Records to process ▸

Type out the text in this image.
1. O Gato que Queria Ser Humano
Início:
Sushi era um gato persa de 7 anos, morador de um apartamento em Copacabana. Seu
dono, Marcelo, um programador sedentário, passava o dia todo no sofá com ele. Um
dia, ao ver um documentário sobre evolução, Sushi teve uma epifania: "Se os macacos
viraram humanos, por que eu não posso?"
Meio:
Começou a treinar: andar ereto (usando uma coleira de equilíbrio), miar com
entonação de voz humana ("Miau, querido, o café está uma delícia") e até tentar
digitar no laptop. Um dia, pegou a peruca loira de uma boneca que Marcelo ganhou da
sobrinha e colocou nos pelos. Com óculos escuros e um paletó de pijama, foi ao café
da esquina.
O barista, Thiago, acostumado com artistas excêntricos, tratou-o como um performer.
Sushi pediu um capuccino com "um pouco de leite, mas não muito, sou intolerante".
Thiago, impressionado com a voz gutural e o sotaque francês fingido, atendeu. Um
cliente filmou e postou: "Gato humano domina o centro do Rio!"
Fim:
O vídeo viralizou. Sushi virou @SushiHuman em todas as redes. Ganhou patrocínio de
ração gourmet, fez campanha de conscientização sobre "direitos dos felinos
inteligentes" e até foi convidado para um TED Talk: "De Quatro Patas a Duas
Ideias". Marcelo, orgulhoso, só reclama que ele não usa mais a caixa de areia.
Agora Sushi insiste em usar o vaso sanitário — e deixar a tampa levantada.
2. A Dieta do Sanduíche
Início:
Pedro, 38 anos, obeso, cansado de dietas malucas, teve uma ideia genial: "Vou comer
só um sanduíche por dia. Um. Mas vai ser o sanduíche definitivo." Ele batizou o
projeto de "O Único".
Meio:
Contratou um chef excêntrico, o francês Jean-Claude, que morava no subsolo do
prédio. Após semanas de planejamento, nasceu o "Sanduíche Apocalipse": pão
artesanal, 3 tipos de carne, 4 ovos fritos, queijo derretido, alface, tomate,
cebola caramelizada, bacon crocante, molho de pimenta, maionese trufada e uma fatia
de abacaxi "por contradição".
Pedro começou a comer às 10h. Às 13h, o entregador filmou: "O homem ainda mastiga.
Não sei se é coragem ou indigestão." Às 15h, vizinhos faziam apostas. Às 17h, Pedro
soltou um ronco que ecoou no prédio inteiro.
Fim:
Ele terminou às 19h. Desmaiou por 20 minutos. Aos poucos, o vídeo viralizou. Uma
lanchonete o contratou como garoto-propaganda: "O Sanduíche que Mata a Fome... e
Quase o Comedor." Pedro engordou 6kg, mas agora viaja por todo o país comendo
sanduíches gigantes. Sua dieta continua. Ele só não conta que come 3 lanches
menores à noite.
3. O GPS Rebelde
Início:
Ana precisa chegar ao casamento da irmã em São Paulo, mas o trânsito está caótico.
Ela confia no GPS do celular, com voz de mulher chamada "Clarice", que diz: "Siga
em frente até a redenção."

Task item ▸ Out of the entries, report each line that contains the word "todo".

Written solution ▸
dono, Marcelo, um programador sedentário, passava o dia todo no sofá com ele. Um
Quase o Comedor." Pedro engordou 6kg, mas agora viaja por todo o país comendo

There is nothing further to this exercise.